Write the next part of the news briefs below, the ones that run from a naval attack on South Korean trawlers to the Watergate tapes dispute. Begin right after their final sentence, not in the listing.

EXCERPTED PASSAGE |
-*-
The North Korean navy shelled two South Korean trawlers off the west coast of the Korean peninsula, leaving one vessel sinking and the other wrecked, the Defense Ministry said in Seoul. The ministry did not say whether there were any South Korean casualties or specify the number of North Korean ships involved in the attack, the first sea clash between the two countries since 1972. South Korean navy ships, meanwhile, were rushing to the rescue of the two embattled trawlers which reportedly were operating in the open sea off the South Korean-held island of Paengnyong-do when they came under attack.

In Buenos Aires, Argentina, 19-year-old middleweight boxer Ruben Loyola collapsed in the dressing room after losing his third professional bout and never regained consciousness. He would die of a cerebral hemorrhage the following day. Loyola had been fighting against Roque Roldan in the city of Pergamino and lost in a decision after going 15 rounds.

A 2,000-ton Liberian cargo ship, the Penyou Fares, sank in the Caribbean but the captain and 12 crew members landed safely in a single lifeboat on the British island of Montserrat, the U.S. Coast Guard reported in San Juan, Puerto Rico. The ship, en route from North Carolina to Trinidad with general cargo, went down off the northeast point of Guadeloupe, near Montserrat.

Almost unnoticed by a distant world, a cataclysm struck Ethiopia last year as famine swept at least two million farmers and herdsmen, killing uncounted thousands. The famine, centered north of Addis Ababa in the provinces of Wallo and Tigre, was caused primarily by a prolonged and withering drought. The deaths have diminished dramatically, but officials of the Government and of foreign relief agencies estimate that at least 1.7 million people in the original famine area will have to be fed for much of 1974 to prevent renewed starvation. Important obstacles to this vast effort have yet to be overcome.

While it is not yet known how many new drought victims might need assistance, some estimates are that the total will be more than a million — perhaps as many as 1.7 million. This would double an already monumental national problem. The problem seemed to materialize with frightening speed in Wallo and Tigre Provinces last year. What actually happened was that people who had always existed precariously near hunger were gradually pushed by natural and social misfortunes toward — and then over — the edge of disaster.

President Nixon has refused to release a large number of tape recordings and documents needed for the Watergate investigations, the special prosecutor told the Senate Judiciary committee. Fulfilling a pledge to inform the committee of any lack of cooperation by the President, Leon Jaworski sent a letter citing the President’s refusal to give him recordings of 27 Presidential conversations and related documents. Sources close to the investigation indicated that the prosecutor planned to begin seeking indictments later this month and to go to court in March to subpoena the additional material.

Special Watergate prosecutor Leon Jaworski revealed that the White House is refusing to supply more White House tapes or documents to him. Jaworski sent a letter to Senate Judiciary Committee chairman James Eastland about the matter, after White House attorney James St. Clair refused to give more evidence to Jaworski. Asked by a reporter if more evidence is needed to obtain indictments, Jaworski declined to comment.
-*-
ENTRIES SHOWN |
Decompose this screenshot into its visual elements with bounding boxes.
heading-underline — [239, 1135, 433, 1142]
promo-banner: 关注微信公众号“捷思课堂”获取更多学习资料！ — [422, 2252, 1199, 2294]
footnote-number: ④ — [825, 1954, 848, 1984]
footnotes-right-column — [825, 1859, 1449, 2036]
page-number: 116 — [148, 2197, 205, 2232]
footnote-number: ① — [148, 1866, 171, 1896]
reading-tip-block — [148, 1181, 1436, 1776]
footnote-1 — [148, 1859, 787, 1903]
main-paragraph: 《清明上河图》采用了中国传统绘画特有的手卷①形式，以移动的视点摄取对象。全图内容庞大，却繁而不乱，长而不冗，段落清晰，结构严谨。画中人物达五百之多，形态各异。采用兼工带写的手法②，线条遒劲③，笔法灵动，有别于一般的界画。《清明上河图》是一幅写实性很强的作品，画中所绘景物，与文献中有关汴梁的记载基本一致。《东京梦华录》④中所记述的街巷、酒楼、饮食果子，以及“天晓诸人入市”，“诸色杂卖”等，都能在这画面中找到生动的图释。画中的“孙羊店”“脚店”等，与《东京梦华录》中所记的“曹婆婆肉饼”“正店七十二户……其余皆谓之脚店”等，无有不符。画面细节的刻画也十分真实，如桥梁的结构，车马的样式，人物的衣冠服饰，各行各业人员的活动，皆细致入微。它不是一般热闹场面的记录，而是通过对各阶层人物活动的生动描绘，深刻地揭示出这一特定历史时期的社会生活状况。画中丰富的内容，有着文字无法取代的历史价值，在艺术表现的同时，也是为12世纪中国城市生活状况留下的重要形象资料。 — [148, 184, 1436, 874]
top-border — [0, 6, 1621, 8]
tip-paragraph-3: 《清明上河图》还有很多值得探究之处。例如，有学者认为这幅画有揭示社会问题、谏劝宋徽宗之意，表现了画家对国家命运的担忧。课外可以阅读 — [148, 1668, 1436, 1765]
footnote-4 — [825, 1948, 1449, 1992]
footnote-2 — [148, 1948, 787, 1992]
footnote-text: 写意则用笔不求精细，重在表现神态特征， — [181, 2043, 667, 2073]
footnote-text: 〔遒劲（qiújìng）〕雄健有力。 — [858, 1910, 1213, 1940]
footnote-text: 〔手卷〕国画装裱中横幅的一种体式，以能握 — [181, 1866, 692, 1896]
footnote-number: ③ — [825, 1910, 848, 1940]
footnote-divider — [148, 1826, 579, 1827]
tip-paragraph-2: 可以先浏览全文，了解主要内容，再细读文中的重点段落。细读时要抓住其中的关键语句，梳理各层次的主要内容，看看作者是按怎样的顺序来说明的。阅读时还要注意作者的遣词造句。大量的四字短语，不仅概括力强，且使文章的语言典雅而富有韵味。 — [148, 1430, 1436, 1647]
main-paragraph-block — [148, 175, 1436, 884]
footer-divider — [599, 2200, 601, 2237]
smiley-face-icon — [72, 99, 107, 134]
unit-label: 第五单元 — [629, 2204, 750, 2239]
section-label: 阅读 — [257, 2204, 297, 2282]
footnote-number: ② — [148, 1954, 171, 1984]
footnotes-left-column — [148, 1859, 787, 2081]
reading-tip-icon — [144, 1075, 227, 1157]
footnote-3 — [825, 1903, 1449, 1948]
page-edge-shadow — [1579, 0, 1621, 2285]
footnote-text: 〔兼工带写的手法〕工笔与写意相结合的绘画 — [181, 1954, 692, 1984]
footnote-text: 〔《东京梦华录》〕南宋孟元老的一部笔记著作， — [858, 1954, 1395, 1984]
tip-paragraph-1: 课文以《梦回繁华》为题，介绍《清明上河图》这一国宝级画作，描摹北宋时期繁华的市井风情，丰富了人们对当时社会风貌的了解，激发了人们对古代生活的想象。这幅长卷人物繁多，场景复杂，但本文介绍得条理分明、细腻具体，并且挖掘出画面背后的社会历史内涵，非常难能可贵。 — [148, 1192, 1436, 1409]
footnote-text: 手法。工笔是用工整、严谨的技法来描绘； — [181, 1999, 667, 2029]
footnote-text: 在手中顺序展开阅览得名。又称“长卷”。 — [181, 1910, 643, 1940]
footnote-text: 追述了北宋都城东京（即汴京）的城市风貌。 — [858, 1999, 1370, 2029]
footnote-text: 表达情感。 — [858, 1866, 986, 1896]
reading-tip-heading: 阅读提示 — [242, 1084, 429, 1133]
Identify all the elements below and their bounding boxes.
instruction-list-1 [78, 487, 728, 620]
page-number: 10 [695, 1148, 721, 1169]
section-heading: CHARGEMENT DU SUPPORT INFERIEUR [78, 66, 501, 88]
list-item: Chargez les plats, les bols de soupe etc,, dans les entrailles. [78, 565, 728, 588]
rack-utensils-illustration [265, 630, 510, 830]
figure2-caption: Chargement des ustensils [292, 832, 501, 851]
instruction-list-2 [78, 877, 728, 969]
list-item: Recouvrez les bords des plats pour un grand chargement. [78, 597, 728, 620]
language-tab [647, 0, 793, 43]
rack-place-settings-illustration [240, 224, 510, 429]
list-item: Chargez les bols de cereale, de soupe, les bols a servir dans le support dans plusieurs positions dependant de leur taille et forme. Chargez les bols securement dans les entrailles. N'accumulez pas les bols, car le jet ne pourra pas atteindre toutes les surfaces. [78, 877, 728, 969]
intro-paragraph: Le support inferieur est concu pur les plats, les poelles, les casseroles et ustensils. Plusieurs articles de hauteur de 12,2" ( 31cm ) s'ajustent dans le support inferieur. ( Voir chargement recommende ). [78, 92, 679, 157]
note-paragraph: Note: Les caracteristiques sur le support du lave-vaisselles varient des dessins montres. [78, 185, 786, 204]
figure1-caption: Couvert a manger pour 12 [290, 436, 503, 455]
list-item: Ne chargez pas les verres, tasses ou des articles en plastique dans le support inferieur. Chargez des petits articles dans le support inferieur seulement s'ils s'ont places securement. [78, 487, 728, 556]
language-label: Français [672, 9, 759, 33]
-*-
FINAL ANSWER |
House Judiciary Committee lawyers conferred with White House lawyer James St. Clair. St. Clair is concerned about the confidentiality of any evidence turned over to the committee for its impeachment probe. Committee counsel John Doar said the meeting with St. Clair went well; committee chairman Peter Rodino declared that the committee will make the final decision, not the White House. Minority counsel Albert Jenner insisted that no confrontation is brewing between the White House and the House Judiciary Committee.

Congressional sources have reported that at least $200,000 in contributions to the Nixon re-election campaign were funneled through committees set up to support congressional candidates in an elaborate scheme to “launder” donations from the milk industry to Mr. Nixon’s campaign. The sources said the information came from the Senate Watergate Committee.

Attorney General William Saxbe stirred up controversy in the Patricia Hearst kidnapping case, stating that the FBI should rescue Miss Hearst if her location can be determined. The FBI rejected Saxbe’s statement, and Randolph Hearst was visibly upset by such talk. Hearst said that the statement was antagonistic and “damn near irresponsible.” Saxbe later clarified himself by saying that Miss Hearst’s life is more important than apprehending the kidnappers.

The Hearsts have received sympathy cards and checks to help meet the ransom demands, though Randolph Hearst explained that he is not soliciting funds. The FBI and Hearst are continuing to work on an alternate ransom plan acceptable to the kidnappers. Health, Education and Welfare Secretary Caspar Weinberger called the kidnappers’ demands “absurd”.

As a chorus of hecklers shouted, “Impeach Nixon now!”, President Nixon dedicated a Miami hospital with a 17-minute speech that he managed to finish by turning away from the demonstrators directly in front of the platform. Though most of the 3,000 cheered his remarks, the heckling was the most distracting the President has faced since his re-election.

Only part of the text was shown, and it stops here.